* [TEXTO PROPORCIONADO]

Un cuarto de siglo después de la descripción del hospitalismo, un psicólogo norteamericano, Harry Marlow, investigando el comportamiento de monos, de un modo que en la actualidad desencadenaría la mayor de las repulsas, demostraba que existían distintas formas de inducir depresión en ellos, y no exclusivamente en sujetos bebés. Aparte de observar que el vínculo era plástico -en contraste con lo que planteaba el reconocido defensor de la teoría del apego, John Bowlby-, al restablecerse una vez que los monos eran reunidos con sus madres después de haber sido alejados repentinamente de ellas, Harlow indujo equivalentes depresivos en monos que eran bruscamente separados de su familia de origen, círculo al interior del cual se habían convertido en adultos. Siempre y cuando se los mantuviera en aislamiento individual, ocurría la depresión. No sucedía así cuando se los aislaba junto a un hermano o junto a otro adulto que incluso hubiese crecido en una unidad familiar distinta. Concluyendo que la violencia de la separación, y no necesariamente la interrupción del vínculo era lo que determinaba la aparición de síntomas anímicos.

Al experimentar no menos cruelmente que con los pobres macacos Rhesus, casi en paralelo Martin Seligman exponía a perros a sufrir shocks eléctricos de los que no podían escapar o interrumpir mediante alguna acción, lo que llevaba a que los animales dejaran de luchar, para aceptar pasivamente el inesperado castigo. A este fenómeno Seligman lo denominó learned helplessness (expresión traducida como: desvalimiento, desamparo, indefensión o desesperanza aprendida), y lo correlacionó con lo que ocurre en el proceso depresivo en humanos; donde se observa una iniciación reducida de respuesta, así como también un conjunto cognitivo negativo, es decir, la dificultad en creer o aprender que las propias acciones podrán tener éxito al ejecutarse.

* [MATERIAL DE ESTUDIO]
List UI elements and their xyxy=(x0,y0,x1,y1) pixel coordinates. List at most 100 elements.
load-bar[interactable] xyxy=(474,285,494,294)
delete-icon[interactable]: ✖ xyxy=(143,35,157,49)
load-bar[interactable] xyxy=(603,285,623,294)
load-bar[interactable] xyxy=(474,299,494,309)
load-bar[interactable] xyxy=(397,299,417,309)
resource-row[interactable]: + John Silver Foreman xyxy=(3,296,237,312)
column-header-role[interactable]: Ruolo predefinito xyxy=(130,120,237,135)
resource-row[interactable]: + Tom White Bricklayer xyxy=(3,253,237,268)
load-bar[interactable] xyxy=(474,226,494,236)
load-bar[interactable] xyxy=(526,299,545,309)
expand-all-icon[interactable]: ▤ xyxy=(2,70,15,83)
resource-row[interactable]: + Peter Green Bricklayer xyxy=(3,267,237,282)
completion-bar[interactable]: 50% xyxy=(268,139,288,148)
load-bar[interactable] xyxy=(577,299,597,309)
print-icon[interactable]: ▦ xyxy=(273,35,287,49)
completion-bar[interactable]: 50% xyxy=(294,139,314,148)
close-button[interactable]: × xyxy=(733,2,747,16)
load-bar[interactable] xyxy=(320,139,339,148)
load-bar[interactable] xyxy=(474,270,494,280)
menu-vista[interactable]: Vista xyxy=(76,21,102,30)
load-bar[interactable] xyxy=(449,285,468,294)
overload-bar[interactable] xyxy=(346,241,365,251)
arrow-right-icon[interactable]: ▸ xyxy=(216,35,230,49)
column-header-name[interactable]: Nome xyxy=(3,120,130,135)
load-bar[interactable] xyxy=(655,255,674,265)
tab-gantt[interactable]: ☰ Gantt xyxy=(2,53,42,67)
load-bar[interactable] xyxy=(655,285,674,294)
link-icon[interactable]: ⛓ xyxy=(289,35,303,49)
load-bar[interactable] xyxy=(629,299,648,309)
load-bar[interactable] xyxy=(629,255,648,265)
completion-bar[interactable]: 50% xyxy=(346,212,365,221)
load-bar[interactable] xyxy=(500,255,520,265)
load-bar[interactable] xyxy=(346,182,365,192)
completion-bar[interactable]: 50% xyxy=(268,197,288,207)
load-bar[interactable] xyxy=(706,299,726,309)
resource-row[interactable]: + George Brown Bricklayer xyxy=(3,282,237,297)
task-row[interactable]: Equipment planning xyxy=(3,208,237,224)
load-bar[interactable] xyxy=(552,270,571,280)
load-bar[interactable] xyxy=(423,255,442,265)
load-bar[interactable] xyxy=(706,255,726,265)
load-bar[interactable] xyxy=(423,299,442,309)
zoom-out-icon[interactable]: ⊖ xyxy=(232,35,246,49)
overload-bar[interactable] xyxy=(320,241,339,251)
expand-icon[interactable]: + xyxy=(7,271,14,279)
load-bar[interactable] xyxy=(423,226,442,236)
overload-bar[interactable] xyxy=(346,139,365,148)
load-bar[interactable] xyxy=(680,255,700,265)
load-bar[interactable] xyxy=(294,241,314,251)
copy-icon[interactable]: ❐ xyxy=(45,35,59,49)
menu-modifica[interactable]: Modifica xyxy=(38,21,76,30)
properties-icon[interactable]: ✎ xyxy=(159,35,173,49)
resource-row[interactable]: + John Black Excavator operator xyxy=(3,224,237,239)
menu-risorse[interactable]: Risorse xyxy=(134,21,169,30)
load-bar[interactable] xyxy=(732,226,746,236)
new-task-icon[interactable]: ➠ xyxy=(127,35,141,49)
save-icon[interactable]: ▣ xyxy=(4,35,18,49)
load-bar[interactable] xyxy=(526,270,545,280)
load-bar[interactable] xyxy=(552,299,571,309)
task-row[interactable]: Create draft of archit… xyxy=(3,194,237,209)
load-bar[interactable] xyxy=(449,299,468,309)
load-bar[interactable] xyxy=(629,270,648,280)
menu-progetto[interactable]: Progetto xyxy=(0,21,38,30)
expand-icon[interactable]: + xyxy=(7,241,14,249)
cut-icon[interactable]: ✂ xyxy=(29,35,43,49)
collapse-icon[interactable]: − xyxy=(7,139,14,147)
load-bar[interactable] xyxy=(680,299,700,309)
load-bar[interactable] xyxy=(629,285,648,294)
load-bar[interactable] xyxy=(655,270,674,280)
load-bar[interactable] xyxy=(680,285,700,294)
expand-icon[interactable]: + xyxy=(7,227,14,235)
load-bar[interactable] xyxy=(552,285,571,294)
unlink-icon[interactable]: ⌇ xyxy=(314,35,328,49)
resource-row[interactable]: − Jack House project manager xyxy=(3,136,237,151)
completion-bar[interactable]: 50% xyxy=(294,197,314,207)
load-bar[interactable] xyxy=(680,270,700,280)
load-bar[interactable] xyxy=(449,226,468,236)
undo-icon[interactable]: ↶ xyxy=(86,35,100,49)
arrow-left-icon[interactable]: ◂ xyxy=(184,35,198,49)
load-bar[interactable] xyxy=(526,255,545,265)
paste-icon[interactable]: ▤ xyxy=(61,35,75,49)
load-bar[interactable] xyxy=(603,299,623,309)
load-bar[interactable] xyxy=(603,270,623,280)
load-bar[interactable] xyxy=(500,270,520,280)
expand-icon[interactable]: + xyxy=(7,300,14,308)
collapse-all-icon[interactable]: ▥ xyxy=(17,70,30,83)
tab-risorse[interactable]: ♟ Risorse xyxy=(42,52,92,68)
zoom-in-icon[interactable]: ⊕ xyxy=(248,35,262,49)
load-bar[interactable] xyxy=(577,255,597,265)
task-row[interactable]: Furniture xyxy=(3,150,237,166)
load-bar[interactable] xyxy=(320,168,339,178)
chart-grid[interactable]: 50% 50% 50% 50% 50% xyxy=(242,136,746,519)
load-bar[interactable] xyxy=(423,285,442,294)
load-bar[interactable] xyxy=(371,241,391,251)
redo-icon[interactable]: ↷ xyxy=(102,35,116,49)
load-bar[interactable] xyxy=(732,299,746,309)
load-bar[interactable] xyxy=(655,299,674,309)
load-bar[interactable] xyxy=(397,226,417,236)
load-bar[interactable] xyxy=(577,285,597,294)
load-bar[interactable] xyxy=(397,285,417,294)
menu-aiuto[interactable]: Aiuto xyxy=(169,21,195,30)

* [TAREA ASIGNADA]
¿Puedes extraer del texto sobre los experimentos de depresión en animales el fragmento que va desde "Al experimentar no" hasta "éxito al ejecutarse."?

* [SOLUCIÓN DEL EJERCICIO]
Al experimentar no menos cruelmente que con los pobres macacos Rhesus, casi en paralelo Martin Seligman exponía a perros a sufrir shocks eléctricos de los que no podían escapar o interrumpir mediante alguna acción, lo que llevaba a que los animales dejaran de luchar, para aceptar pasivamente el inesperado castigo. A este fenómeno Seligman lo denominó learned helplessness (expresión traducida como: desvalimiento, desamparo, indefensión o desesperanza aprendida), y lo correlacionó con lo que ocurre en el proceso depresivo en humanos; donde se observa una iniciación reducida de respuesta, así como también un conjunto cognitivo negativo, es decir, la dificultad en creer o aprender que las propias acciones podrán tener éxito al ejecutarse.